(Collection entries)
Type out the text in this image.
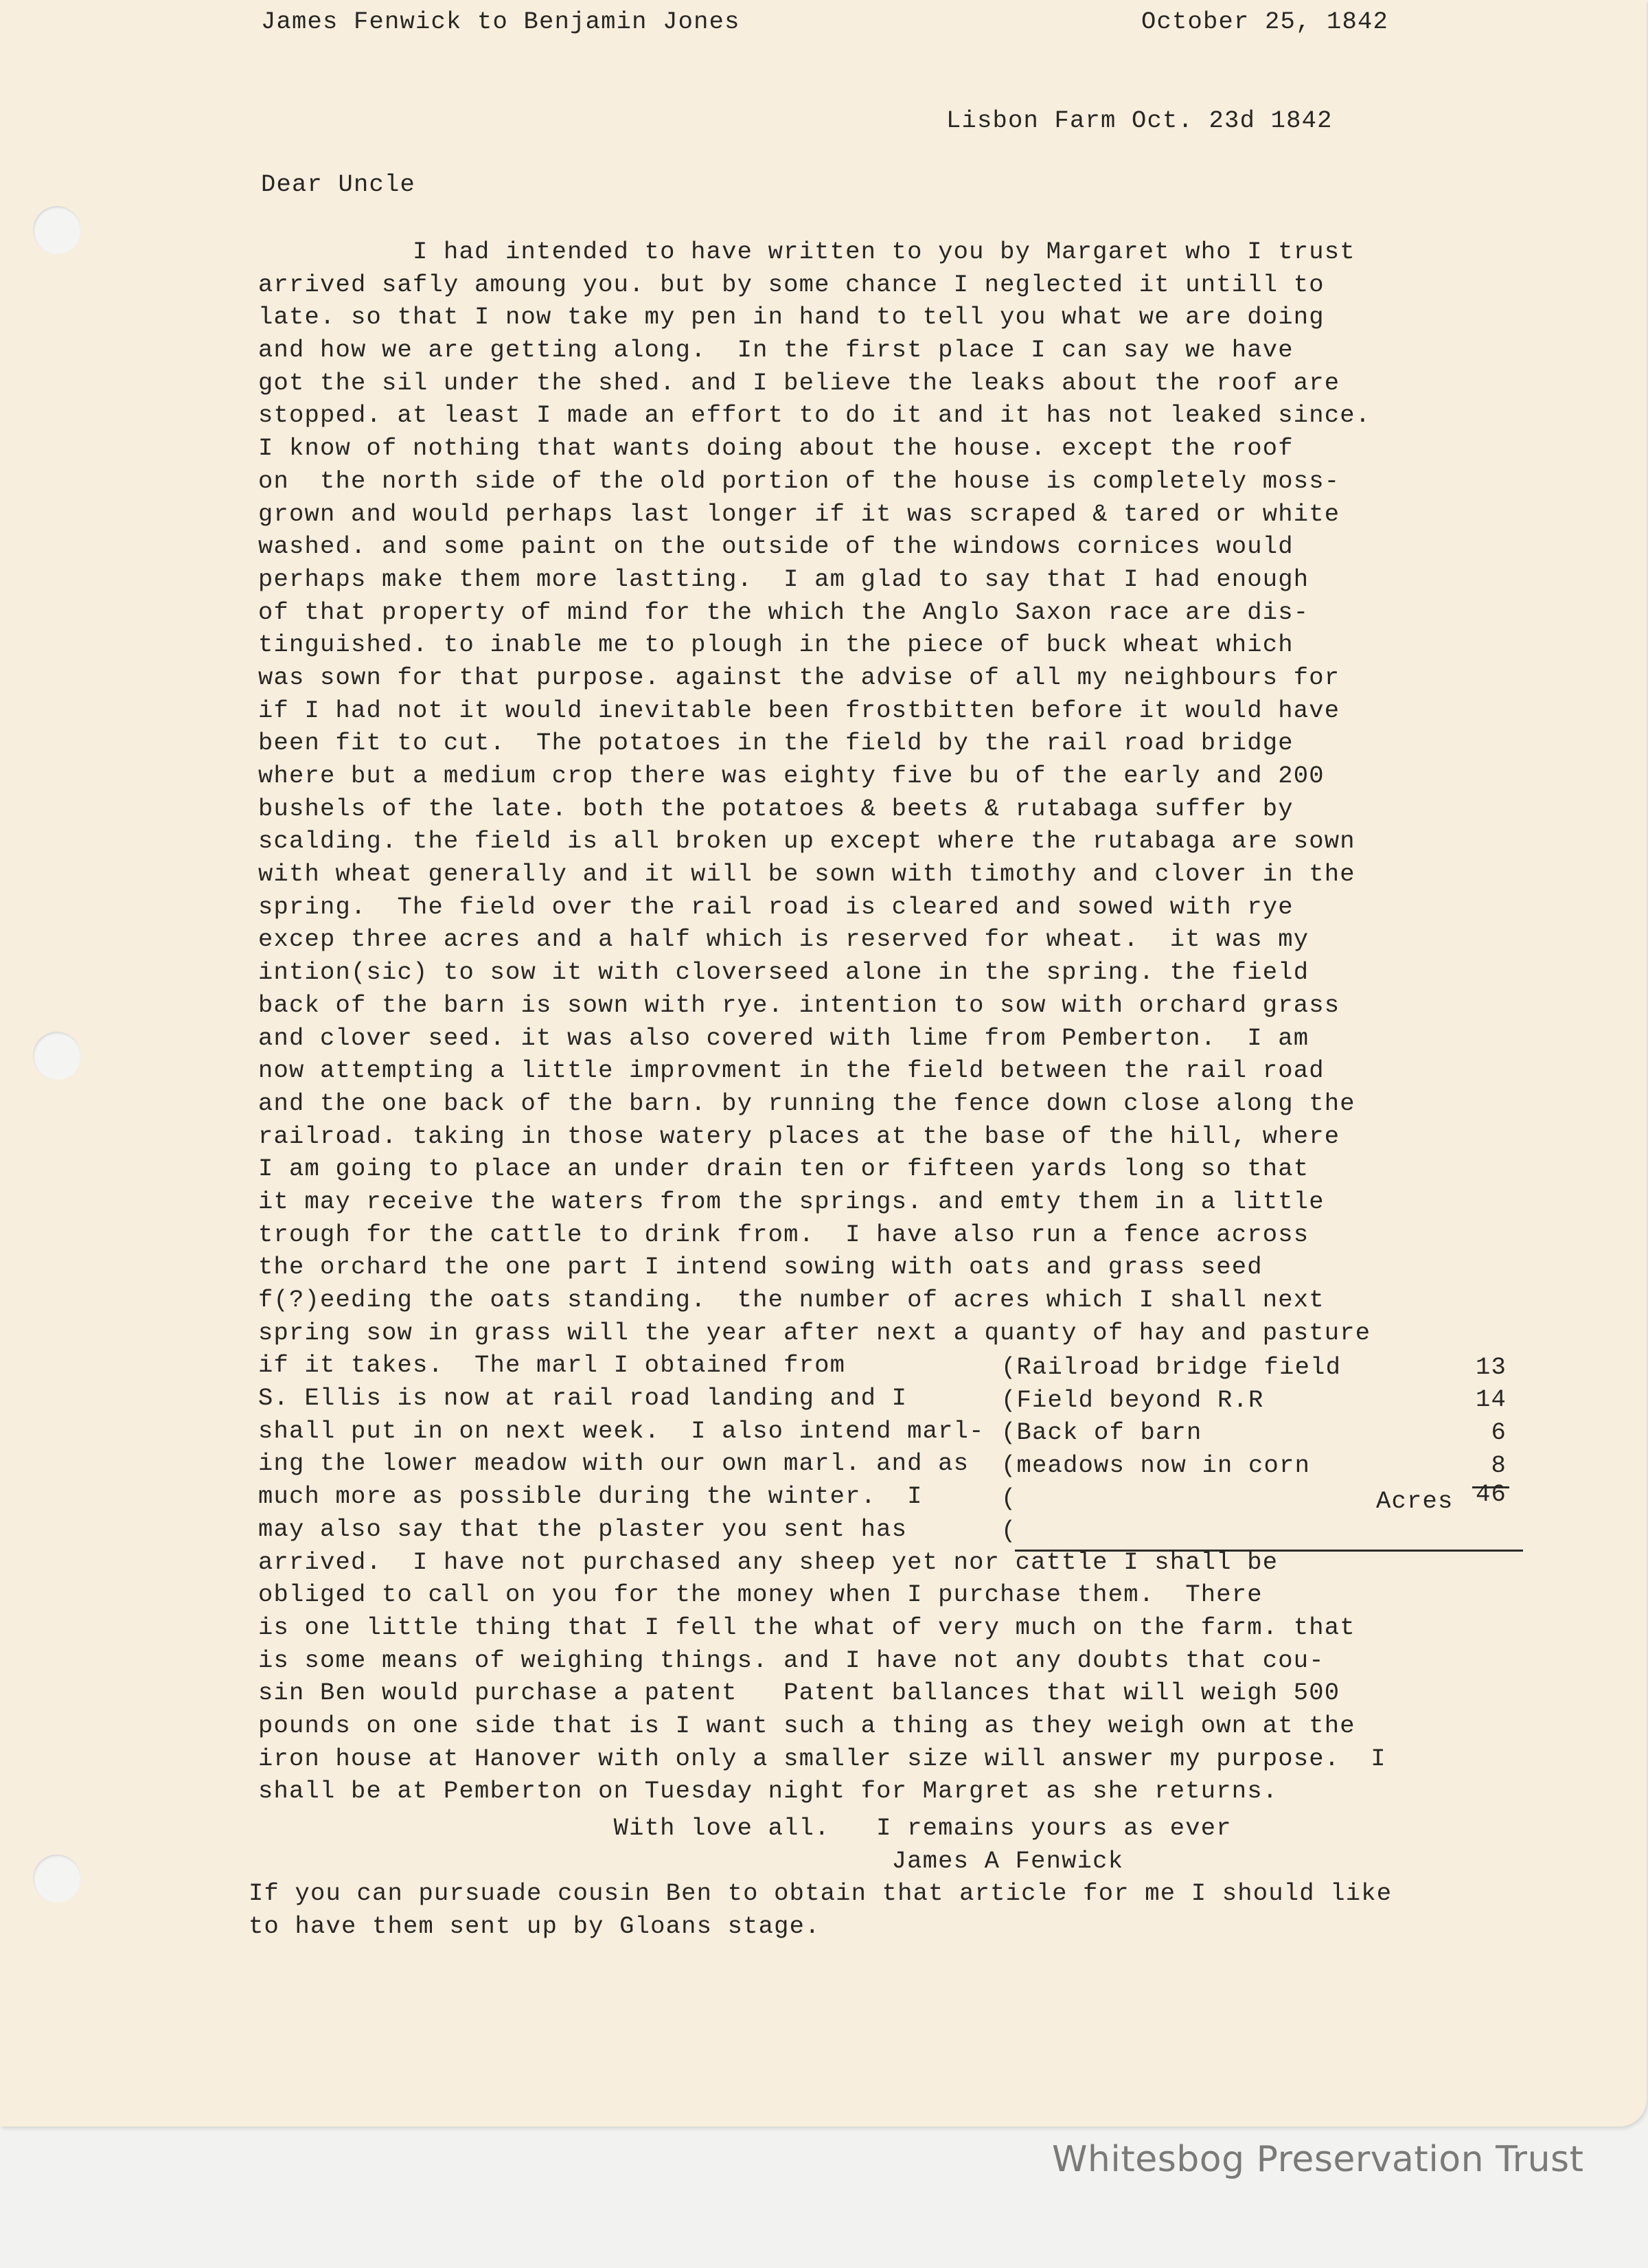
James Fenwick to Benjamin Jones	October 25, 1842
Lisbon Farm Oct. 23d 1842
Dear Uncle
I had intended to have written to you by Margaret who I trust
arrived safly amoung you. but by some chance I neglected it untill to
late. so that I now take my pen in hand to tell you what we are doing
and how we are getting along.  In the first place I can say we have
got the sil under the shed. and I believe the leaks about the roof are
stopped. at least I made an effort to do it and it has not leaked since.
I know of nothing that wants doing about the house. except the roof
on  the north side of the old portion of the house is completely moss-
grown and would perhaps last longer if it was scraped & tared or white
washed. and some paint on the outside of the windows cornices would
perhaps make them more lastting.  I am glad to say that I had enough
of that property of mind for the which the Anglo Saxon race are dis-
tinguished. to inable me to plough in the piece of buck wheat which
was sown for that purpose. against the advise of all my neighbours for
if I had not it would inevitable been frostbitten before it would have
been fit to cut.  The potatoes in the field by the rail road bridge
where but a medium crop there was eighty five bu of the early and 200
bushels of the late. both the potatoes & beets & rutabaga suffer by
scalding. the field is all broken up except where the rutabaga are sown
with wheat generally and it will be sown with timothy and clover in the
spring.  The field over the rail road is cleared and sowed with rye
excep three acres and a half which is reserved for wheat.  it was my
intion(sic) to sow it with cloverseed alone in the spring. the field
back of the barn is sown with rye. intention to sow with orchard grass
and clover seed. it was also covered with lime from Pemberton.  I am
now attempting a little improvment in the field between the rail road
and the one back of the barn. by running the fence down close along the
railroad. taking in those watery places at the base of the hill, where
I am going to place an under drain ten or fifteen yards long so that
it may receive the waters from the springs. and emty them in a little
trough for the cattle to drink from.  I have also run a fence across
the orchard the one part I intend sowing with oats and grass seed
f(?)eeding the oats standing.  the number of acres which I shall next
spring sow in grass will the year after next a quanty of hay and pasture
if it takes.  The marl I obtained from
S. Ellis is now at rail road landing and I
shall put in on next week.  I also intend marl-
ing the lower meadow with our own marl. and as
much more as possible during the winter.  I
may also say that the plaster you sent has
arrived.  I have not purchased any sheep yet nor cattle I shall be
obliged to call on you for the money when I purchase them.  There
is one little thing that I fell the what of very much on the farm. that
is some means of weighing things. and I have not any doubts that cou-
sin Ben would purchase a patent   Patent ballances that will weigh 500
pounds on one side that is I want such a thing as they weigh own at the
iron house at Hanover with only a smaller size will answer my purpose.  I
shall be at Pemberton on Tuesday night for Margret as she returns.
(Railroad bridge field
(Field beyond R.R
(Back of barn
(meadows now in corn
(
(
13
14
6
8
Acres 46
With love all.   I remains yours as ever
James A Fenwick
If you can pursuade cousin Ben to obtain that article for me I should like
to have them sent up by Gloans stage.
Whitesbog Preservation Trust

* [Exercise objective]:
Omit each picture, then return all of the listing exactly as it stands.

* [Response to this task]:
Type out the text in this image.
James Fenwick to Benjamin Jones	October 25, 1842
Lisbon Farm Oct. 23d 1842
Dear Uncle
I had intended to have written to you by Margaret who I trust
arrived safly amoung you. but by some chance I neglected it untill to
late. so that I now take my pen in hand to tell you what we are doing
and how we are getting along.  In the first place I can say we have
got the sil under the shed. and I believe the leaks about the roof are
stopped. at least I made an effort to do it and it has not leaked since.
I know of nothing that wants doing about the house. except the roof
on  the north side of the old portion of the house is completely moss-
grown and would perhaps last longer if it was scraped & tared or white
washed. and some paint on the outside of the windows cornices would
perhaps make them more lastting.  I am glad to say that I had enough
of that property of mind for the which the Anglo Saxon race are dis-
tinguished. to inable me to plough in the piece of buck wheat which
was sown for that purpose. against the advise of all my neighbours for
if I had not it would inevitable been frostbitten before it would have
been fit to cut.  The potatoes in the field by the rail road bridge
where but a medium crop there was eighty five bu of the early and 200
bushels of the late. both the potatoes & beets & rutabaga suffer by
scalding. the field is all broken up except where the rutabaga are sown
with wheat generally and it will be sown with timothy and clover in the
spring.  The field over the rail road is cleared and sowed with rye
excep three acres and a half which is reserved for wheat.  it was my
intion(sic) to sow it with cloverseed alone in the spring. the field
back of the barn is sown with rye. intention to sow with orchard grass
and clover seed. it was also covered with lime from Pemberton.  I am
now attempting a little improvment in the field between the rail road
and the one back of the barn. by running the fence down close along the
railroad. taking in those watery places at the base of the hill, where
I am going to place an under drain ten or fifteen yards long so that
it may receive the waters from the springs. and emty them in a little
trough for the cattle to drink from.  I have also run a fence across
the orchard the one part I intend sowing with oats and grass seed
f(?)eeding the oats standing.  the number of acres which I shall next
spring sow in grass will the year after next a quanty of hay and pasture
if it takes.  The marl I obtained from
S. Ellis is now at rail road landing and I
shall put in on next week.  I also intend marl-
ing the lower meadow with our own marl. and as
much more as possible during the winter.  I
may also say that the plaster you sent has
arrived.  I have not purchased any sheep yet nor cattle I shall be
obliged to call on you for the money when I purchase them.  There
is one little thing that I fell the what of very much on the farm. that
is some means of weighing things. and I have not any doubts that cou-
sin Ben would purchase a patent   Patent ballances that will weigh 500
pounds on one side that is I want such a thing as they weigh own at the
iron house at Hanover with only a smaller size will answer my purpose.  I
shall be at Pemberton on Tuesday night for Margret as she returns.
(Railroad bridge field
(Field beyond R.R
(Back of barn
(meadows now in corn
(
(
13
14
6
8
Acres 46
With love all.   I remains yours as ever
James A Fenwick
If you can pursuade cousin Ben to obtain that article for me I should like
to have them sent up by Gloans stage.
Whitesbog Preservation Trust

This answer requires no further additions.